TEXT UNDER STUDY START
In the past, given the low morbidity, short hospital stays, and low recurrence rates, studies have suggested that laparoscopic wedge resection is a preferable option for patients with the gastric SMTs originating from the muscularis propria [16, 17]. However, with the development of minimally invasive ESD technology and the rapid advances in endoscopic instruments, EFTR without laparoscopic assistance has evolved as a new approach for treating GISTs [10]. What type of treatment method is more suitable for patients with stromal tumors smaller than 2 cm? Currently, few data are available for the comparison. Our study was a retrospective study that compares EFTR with LAC in order to find a safe and effective treatment.

In our study, in the EFTR group, full-thickness resection of the tumor including the serosa was successfully performed in all 35 patients, without laparoscopic assistance. A total of 33 patients were involved in the LAC group, and 21 of them were successfully treated by LAC; however, 12 cases required emergency intraoperative endoscopy because laparoscopy was unable to identify the precise lesion area. If the tumors are located behind the stomach or near the esophageal gastric junction, laparoscopic surgery is difficult to perform. For intraluminal growing lesions smaller than 2 cm, laparoscopy is unable to locate the tumors from outside the gastric serosa. Difficulty in determining the lesion is sometimes a technical flaw of laparoscopic surgery, which provides further evidence that EFTR procedure may be more convenient than LAC.
TEXT UNDER STUDY END
◆ WHAT YOU SHOULD DO
Extend the passage comparing endoscopic full-thickness resection with laparoscopic resection of small gastric stromal tumors, starting after its final sentence. The entries that follow are drawn from a separate source.
STORED DATA START
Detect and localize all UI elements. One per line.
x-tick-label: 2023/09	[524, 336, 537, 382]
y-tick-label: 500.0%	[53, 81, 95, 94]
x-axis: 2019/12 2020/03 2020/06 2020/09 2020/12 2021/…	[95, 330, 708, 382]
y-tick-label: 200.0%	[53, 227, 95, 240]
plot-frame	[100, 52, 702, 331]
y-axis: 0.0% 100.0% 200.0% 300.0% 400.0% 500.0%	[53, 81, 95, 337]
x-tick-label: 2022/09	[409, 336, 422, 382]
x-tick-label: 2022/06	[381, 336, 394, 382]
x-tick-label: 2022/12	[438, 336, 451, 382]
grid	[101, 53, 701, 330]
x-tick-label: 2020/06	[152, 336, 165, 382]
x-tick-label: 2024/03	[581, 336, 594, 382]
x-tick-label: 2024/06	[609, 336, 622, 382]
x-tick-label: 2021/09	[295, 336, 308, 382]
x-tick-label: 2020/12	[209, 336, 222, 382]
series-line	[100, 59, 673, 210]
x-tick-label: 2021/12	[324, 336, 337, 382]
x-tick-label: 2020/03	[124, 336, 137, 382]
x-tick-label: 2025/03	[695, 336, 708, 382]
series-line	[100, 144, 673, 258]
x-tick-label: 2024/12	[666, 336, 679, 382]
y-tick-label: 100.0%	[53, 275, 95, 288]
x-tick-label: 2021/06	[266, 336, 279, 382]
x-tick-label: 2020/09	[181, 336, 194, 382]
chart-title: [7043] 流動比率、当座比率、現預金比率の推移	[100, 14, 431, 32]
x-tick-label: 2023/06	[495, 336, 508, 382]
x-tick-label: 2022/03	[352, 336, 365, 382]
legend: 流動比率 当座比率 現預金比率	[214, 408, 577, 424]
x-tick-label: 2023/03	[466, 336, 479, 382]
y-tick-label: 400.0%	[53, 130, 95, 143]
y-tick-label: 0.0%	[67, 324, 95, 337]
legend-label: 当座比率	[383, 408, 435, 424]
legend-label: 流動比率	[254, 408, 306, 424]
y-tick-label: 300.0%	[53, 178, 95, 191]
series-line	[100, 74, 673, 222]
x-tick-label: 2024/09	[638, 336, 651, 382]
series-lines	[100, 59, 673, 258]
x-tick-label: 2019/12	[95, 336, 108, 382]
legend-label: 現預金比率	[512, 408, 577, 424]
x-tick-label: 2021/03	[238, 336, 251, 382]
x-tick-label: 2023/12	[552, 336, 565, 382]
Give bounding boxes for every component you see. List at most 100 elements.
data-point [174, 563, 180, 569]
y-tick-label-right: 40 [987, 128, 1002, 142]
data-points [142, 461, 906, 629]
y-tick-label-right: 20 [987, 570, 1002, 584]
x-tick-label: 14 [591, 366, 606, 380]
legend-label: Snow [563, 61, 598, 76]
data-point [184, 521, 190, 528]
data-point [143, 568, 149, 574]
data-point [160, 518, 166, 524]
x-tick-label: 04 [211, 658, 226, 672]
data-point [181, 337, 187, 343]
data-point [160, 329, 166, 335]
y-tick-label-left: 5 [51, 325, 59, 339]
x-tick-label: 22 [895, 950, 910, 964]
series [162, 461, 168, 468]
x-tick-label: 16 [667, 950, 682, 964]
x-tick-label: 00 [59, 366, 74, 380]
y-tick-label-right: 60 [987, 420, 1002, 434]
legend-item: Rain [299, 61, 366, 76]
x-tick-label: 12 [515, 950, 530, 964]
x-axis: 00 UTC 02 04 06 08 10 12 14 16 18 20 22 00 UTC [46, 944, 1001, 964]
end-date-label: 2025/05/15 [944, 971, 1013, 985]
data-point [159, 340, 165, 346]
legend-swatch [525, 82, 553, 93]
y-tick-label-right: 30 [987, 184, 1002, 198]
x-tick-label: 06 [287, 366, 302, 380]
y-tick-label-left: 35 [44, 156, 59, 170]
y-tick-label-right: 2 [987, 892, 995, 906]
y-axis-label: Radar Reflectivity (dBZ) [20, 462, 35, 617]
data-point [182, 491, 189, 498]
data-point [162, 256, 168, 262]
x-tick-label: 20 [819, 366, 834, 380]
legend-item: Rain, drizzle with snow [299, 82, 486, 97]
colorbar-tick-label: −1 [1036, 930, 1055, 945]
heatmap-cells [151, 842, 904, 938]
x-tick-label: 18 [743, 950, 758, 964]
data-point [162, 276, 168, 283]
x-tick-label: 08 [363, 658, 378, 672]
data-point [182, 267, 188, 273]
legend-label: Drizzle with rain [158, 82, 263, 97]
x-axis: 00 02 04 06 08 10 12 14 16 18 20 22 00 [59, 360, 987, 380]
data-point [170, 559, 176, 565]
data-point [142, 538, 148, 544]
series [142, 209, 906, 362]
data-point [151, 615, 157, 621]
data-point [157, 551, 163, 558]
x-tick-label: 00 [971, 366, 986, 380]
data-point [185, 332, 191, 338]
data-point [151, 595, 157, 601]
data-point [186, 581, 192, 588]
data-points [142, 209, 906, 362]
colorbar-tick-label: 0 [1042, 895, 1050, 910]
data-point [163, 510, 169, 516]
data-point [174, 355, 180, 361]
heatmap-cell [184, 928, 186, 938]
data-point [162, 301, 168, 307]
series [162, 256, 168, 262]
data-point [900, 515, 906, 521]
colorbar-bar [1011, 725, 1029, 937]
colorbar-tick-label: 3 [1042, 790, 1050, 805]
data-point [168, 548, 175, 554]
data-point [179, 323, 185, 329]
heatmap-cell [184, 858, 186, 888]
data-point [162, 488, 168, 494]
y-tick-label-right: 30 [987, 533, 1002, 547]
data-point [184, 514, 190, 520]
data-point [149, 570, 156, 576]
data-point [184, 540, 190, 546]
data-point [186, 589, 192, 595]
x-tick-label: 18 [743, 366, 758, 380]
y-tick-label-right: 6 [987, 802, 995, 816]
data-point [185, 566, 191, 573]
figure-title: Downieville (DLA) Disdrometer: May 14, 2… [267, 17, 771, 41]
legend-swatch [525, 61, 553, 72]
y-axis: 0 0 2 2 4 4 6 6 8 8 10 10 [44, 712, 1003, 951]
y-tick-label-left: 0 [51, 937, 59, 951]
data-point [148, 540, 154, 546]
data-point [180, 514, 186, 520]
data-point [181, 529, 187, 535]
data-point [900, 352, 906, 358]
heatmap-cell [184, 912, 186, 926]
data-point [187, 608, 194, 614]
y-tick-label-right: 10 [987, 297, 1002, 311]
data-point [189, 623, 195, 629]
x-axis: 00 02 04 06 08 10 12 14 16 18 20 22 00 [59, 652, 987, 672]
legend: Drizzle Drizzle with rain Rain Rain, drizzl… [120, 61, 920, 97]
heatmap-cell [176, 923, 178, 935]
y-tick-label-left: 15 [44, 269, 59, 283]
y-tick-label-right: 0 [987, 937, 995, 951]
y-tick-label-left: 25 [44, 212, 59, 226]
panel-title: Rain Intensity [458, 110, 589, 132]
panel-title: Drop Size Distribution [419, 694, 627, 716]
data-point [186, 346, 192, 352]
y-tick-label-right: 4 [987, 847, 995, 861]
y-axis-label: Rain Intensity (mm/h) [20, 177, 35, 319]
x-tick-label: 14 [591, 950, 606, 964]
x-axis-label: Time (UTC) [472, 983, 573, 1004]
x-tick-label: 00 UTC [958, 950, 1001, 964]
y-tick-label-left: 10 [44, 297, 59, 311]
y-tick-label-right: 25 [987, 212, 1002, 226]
STORED DATA END
◆ EXERCISE OUTPUT
In this study, the EFTR treatment time was significantly shorter than that in the LAC group (P < 0.001). In terms of intraoperative bleed loss, compared with LAC procedures, the loss in EFTR procedures was typically lower (mean = 2 ml). Moreover, the postoperative hospital stay and the time of food intake in the EFTR groups were shorter than those of the LAC group. Although, there were 35 “artificial” perforations in the EFTR group (100 % of cases), they were successfully treated endoscopically by clipping or nylon loop suturing, and no wound leakage was found on roentgenography after the procedure. Furthermore, the complication rate for EFTR was also lower than that of LAC. Finally, patients who underwent laparoscopy would be left with an abdominal wound, but this was not the case with EFTR. Data showed that abdominal wound metastasis might be a rare complication of LAC [18]. In conclusion, on comparing the data for the EFTR and LAC groups, our study suggests that EFTR is a safe treatment and provides excellent pathological diagnosis for GISTs smaller than 2 cm.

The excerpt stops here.